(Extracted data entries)
____________
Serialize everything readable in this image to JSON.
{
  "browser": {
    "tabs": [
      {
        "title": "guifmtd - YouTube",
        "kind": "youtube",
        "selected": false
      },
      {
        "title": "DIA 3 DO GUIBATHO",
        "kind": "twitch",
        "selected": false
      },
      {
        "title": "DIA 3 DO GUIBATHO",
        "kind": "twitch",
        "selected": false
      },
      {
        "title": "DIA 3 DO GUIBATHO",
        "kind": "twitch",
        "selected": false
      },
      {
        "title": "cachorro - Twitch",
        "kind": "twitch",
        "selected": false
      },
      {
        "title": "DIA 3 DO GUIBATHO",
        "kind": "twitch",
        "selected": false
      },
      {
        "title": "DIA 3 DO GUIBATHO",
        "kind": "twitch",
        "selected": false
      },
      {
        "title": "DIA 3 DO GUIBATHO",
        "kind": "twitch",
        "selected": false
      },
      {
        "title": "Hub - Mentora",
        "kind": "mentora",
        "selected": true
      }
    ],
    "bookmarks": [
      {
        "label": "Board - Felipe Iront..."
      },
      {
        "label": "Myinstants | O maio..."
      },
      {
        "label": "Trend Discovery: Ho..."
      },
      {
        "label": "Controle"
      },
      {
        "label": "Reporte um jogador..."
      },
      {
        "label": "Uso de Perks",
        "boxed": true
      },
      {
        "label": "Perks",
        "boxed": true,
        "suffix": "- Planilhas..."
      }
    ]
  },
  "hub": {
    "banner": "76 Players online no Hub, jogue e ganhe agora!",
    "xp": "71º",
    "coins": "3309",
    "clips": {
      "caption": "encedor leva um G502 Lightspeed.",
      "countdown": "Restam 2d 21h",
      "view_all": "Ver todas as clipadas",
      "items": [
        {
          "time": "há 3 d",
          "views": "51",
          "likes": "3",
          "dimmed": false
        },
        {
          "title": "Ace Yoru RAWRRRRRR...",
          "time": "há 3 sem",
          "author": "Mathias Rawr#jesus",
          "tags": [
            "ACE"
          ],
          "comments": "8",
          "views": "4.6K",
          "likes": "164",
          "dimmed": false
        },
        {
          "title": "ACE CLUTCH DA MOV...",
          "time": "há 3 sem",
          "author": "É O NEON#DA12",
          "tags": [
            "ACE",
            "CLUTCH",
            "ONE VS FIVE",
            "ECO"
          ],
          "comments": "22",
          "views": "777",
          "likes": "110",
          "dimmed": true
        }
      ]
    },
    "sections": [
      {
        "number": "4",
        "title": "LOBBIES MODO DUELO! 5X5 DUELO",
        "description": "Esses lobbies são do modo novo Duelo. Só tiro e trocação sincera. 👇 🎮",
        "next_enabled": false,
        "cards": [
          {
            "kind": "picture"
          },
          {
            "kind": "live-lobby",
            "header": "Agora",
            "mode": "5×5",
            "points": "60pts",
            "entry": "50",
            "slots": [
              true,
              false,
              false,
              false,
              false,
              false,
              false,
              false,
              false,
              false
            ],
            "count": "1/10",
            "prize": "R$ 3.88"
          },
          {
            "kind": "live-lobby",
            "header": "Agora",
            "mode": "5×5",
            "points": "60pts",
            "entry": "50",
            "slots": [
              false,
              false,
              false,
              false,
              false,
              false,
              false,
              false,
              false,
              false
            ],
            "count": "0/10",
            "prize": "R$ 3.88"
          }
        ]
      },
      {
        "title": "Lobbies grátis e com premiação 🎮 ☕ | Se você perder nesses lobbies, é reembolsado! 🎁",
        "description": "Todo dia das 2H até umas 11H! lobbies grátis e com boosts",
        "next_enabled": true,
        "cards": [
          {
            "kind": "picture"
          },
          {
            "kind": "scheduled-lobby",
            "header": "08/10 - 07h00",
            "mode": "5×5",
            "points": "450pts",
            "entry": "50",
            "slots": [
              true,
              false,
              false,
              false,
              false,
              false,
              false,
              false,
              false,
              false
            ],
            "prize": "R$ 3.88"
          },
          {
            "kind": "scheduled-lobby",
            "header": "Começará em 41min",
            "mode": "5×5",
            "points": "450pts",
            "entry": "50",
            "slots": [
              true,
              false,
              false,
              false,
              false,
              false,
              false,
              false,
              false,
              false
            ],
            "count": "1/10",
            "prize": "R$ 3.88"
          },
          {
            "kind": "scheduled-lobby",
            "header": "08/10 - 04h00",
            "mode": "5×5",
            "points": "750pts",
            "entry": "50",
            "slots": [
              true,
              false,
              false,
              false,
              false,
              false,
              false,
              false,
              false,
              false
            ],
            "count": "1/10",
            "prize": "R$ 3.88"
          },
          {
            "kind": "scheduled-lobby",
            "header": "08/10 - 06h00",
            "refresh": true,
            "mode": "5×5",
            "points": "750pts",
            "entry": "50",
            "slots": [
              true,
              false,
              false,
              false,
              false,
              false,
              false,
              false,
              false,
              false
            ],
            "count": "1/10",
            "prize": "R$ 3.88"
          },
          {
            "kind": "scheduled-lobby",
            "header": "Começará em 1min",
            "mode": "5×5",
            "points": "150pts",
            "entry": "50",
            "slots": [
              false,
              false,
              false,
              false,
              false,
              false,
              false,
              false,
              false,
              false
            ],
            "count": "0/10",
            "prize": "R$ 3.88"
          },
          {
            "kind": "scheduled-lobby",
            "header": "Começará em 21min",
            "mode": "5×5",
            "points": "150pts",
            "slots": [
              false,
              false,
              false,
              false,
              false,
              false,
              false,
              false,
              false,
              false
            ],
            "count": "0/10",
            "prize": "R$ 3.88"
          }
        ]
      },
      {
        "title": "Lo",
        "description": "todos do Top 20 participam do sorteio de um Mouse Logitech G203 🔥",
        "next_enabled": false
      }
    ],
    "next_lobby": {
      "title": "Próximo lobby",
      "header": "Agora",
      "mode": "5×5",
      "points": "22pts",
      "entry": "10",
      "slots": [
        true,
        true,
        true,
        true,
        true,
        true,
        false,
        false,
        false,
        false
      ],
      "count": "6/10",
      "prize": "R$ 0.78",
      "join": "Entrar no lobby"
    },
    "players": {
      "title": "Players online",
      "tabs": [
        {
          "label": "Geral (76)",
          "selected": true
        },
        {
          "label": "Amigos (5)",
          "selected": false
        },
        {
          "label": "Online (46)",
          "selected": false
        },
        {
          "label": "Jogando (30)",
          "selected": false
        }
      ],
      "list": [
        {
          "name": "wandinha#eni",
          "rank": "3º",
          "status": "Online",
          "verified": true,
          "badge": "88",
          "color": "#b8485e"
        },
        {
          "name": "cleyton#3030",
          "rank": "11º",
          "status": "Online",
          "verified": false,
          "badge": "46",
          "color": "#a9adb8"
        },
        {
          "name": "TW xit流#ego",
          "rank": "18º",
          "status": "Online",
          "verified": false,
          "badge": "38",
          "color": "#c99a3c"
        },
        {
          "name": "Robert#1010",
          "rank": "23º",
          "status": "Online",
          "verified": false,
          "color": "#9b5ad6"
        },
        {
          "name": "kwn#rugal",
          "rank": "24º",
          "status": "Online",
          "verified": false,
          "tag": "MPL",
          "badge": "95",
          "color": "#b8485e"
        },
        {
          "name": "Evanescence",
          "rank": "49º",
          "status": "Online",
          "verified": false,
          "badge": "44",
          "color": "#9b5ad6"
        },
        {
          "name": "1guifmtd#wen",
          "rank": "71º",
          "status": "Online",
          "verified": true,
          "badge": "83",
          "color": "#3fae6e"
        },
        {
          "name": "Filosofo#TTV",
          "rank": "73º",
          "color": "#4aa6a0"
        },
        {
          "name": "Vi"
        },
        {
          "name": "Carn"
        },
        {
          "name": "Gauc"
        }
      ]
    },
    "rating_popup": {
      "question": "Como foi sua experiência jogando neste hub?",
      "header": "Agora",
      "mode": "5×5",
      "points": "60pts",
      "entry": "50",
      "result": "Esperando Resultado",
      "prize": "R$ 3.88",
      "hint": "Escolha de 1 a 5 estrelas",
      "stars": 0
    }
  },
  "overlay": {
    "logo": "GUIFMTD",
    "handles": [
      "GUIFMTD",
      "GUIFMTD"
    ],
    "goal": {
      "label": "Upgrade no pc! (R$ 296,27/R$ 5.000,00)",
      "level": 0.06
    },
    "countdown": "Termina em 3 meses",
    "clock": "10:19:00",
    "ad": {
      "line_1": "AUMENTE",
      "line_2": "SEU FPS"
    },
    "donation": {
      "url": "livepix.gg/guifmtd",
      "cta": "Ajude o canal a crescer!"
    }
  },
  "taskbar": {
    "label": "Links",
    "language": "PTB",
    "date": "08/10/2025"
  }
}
____________
§ **Exercise aim**:
Find each line that has the word "author", then copy it out.

§ **Answer for the task**:
          "author": "Mathias Rawr#jesus",
          "author": "É O NEON#DA12",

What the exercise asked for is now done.